**Short exercise:** Your answer is a single number: the count of lines that contain the string "участі".

### Extracted records

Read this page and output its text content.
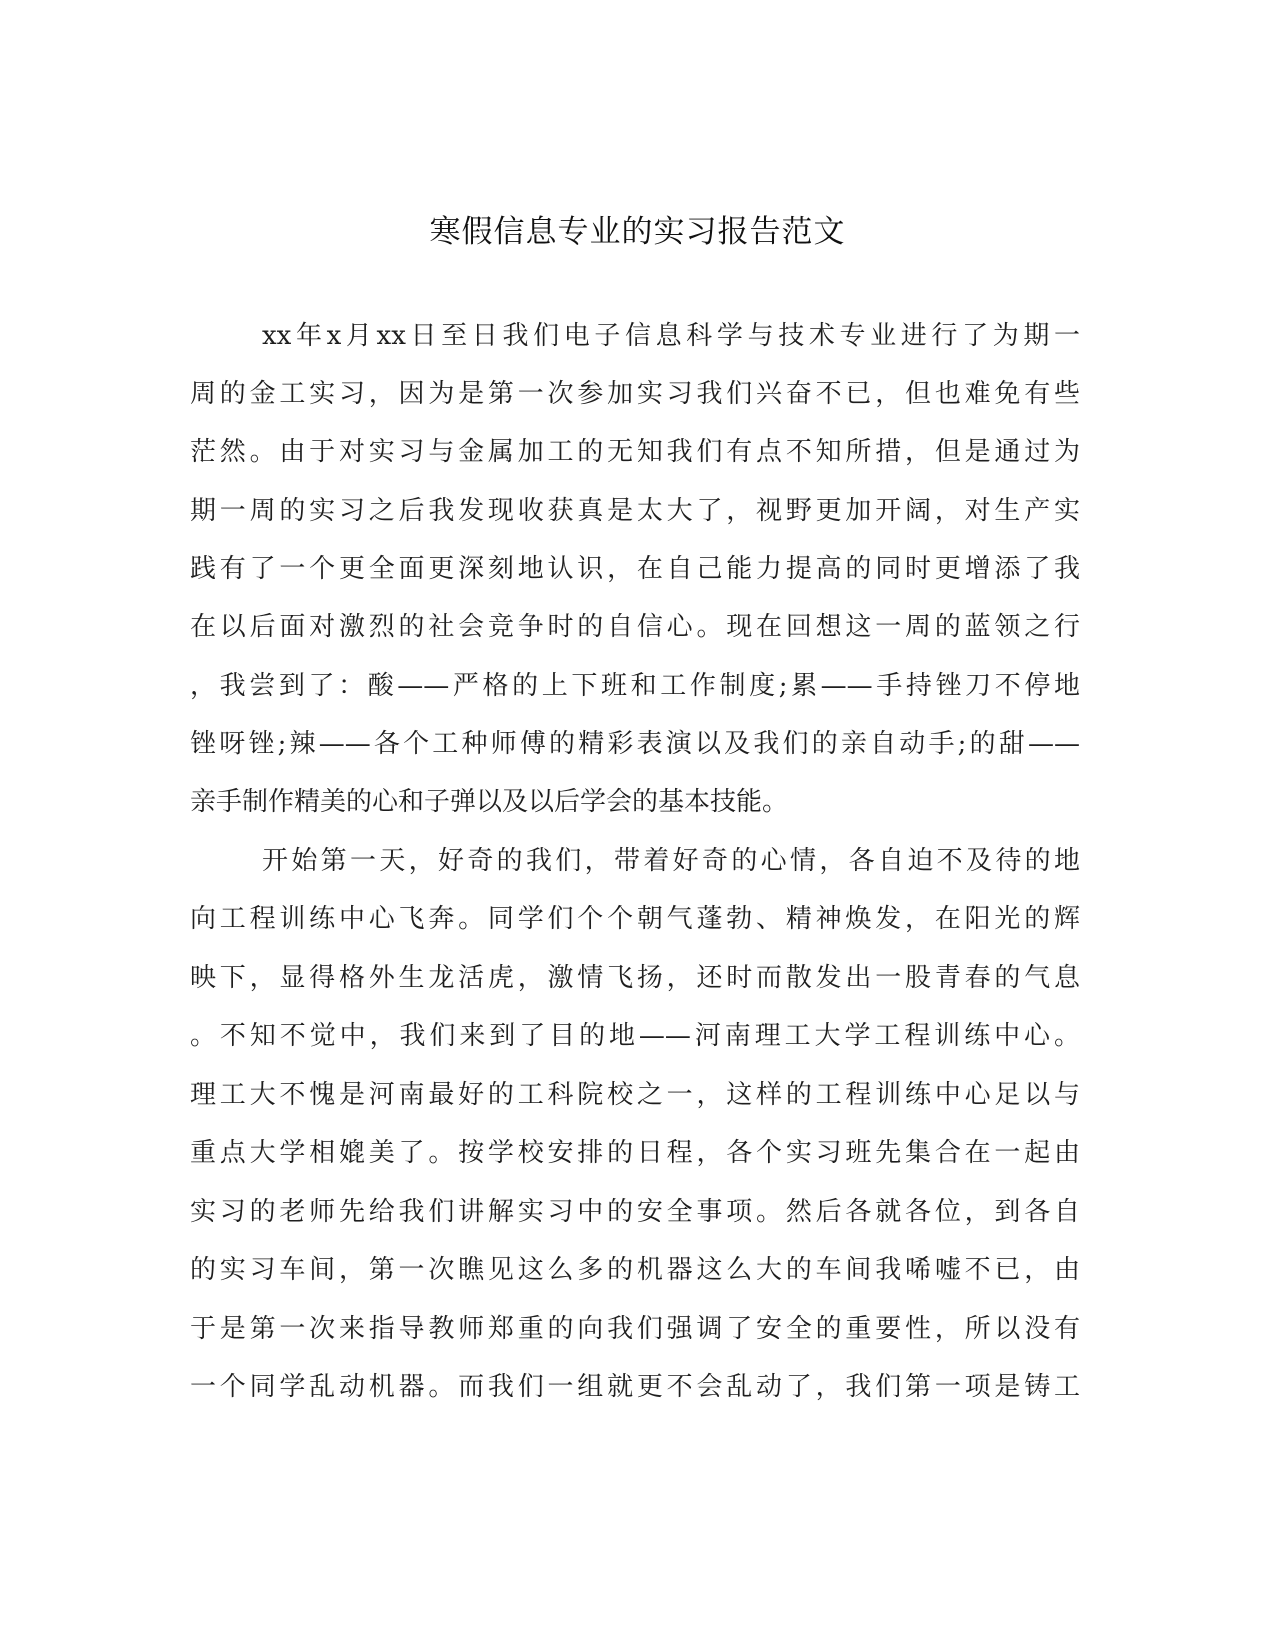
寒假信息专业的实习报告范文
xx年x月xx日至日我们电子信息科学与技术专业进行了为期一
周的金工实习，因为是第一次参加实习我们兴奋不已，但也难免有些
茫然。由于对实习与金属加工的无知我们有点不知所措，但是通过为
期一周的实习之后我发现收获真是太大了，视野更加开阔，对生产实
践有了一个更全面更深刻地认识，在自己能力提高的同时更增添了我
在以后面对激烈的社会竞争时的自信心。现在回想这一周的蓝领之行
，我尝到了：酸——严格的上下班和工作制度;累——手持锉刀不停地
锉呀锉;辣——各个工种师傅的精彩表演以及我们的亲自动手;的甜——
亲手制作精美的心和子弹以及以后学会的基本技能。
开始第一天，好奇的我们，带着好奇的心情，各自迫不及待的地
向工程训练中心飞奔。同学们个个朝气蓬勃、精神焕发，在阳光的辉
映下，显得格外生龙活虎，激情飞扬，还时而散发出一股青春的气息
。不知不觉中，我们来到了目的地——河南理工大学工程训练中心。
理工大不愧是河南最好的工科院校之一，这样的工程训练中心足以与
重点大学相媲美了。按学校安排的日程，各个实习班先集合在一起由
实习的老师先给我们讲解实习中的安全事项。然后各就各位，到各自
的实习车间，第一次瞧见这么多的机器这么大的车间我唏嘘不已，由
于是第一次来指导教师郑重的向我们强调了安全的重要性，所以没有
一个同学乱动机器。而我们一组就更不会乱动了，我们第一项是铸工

######
### Extracted records

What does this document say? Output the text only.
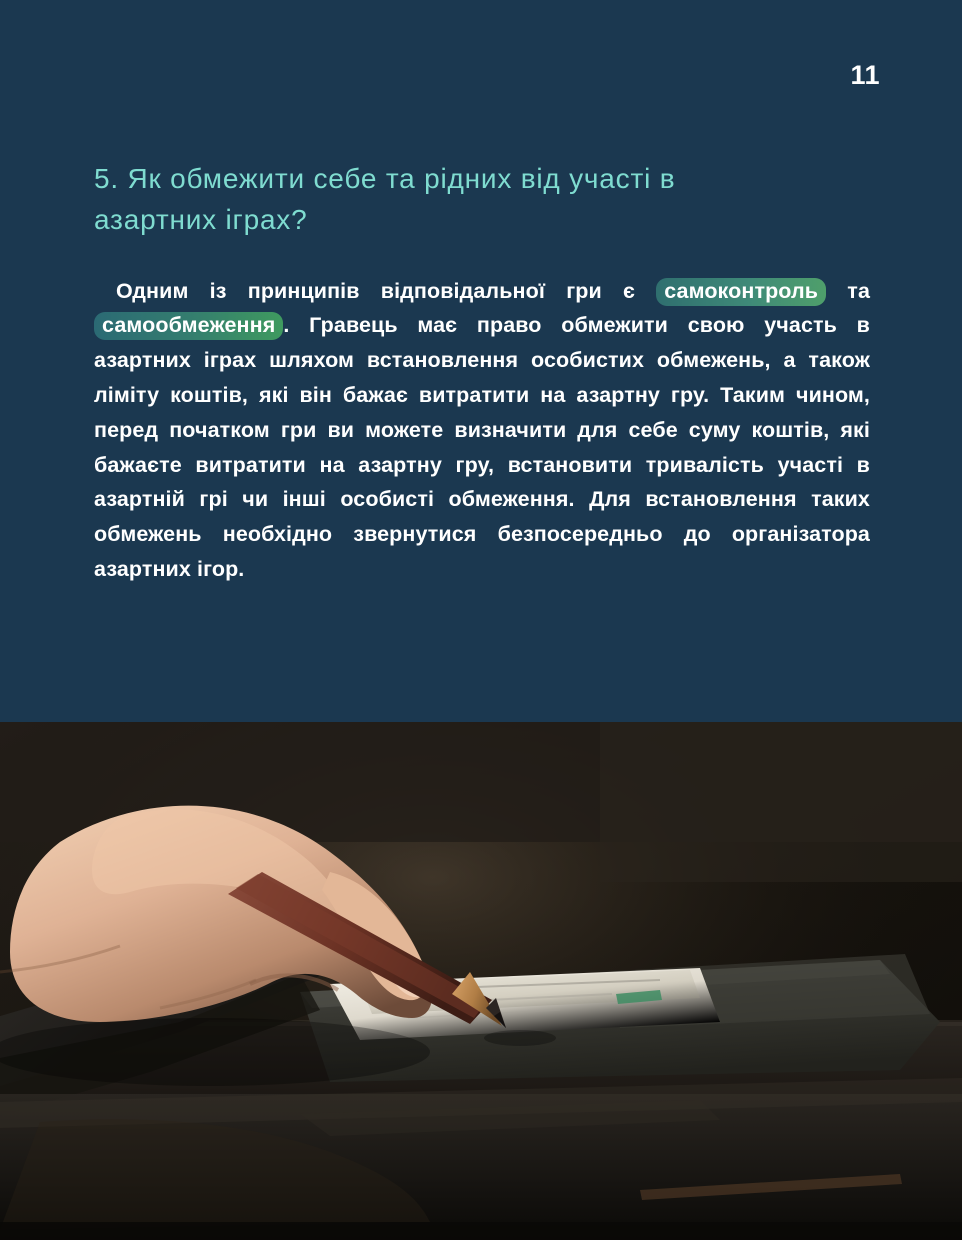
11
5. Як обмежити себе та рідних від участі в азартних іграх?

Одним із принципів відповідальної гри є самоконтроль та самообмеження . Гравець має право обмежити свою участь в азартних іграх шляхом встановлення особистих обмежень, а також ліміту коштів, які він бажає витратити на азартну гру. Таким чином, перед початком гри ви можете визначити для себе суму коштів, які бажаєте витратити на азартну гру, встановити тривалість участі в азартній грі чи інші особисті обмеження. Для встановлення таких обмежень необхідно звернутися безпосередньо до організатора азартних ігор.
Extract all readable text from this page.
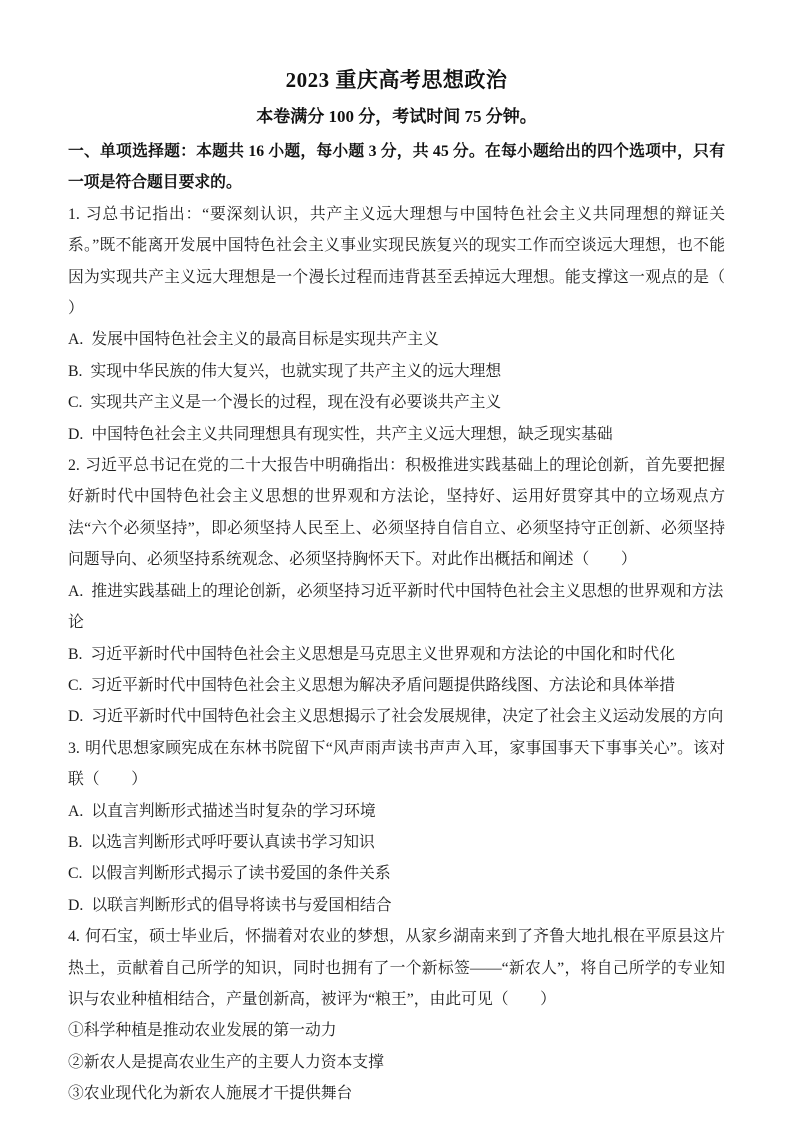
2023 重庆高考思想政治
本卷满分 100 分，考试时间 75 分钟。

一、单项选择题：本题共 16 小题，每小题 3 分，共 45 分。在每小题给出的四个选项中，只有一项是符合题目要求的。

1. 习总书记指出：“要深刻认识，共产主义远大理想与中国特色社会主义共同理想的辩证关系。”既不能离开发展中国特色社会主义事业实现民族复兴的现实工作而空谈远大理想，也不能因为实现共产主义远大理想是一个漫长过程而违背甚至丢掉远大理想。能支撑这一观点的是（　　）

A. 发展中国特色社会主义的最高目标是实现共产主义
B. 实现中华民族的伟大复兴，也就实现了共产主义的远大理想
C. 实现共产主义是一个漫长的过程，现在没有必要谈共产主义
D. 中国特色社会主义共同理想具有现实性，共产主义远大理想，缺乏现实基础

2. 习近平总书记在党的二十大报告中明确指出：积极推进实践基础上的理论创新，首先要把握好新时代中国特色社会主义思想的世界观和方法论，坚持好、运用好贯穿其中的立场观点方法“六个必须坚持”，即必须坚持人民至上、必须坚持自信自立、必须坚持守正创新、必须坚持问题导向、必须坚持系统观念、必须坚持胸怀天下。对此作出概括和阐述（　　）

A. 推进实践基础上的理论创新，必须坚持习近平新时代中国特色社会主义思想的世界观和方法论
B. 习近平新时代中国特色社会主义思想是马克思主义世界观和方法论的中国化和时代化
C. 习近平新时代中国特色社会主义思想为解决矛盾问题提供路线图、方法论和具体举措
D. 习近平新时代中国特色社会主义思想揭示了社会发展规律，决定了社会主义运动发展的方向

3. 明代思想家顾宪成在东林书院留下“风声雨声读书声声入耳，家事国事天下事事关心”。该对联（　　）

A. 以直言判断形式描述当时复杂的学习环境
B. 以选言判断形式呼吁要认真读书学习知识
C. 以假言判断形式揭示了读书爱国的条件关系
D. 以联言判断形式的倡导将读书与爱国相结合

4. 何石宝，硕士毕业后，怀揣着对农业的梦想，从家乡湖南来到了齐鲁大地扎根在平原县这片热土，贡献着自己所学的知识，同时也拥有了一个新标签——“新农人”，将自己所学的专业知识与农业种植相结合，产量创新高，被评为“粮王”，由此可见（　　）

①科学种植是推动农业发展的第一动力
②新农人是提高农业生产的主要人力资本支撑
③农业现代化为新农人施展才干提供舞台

######

**Solution:** 2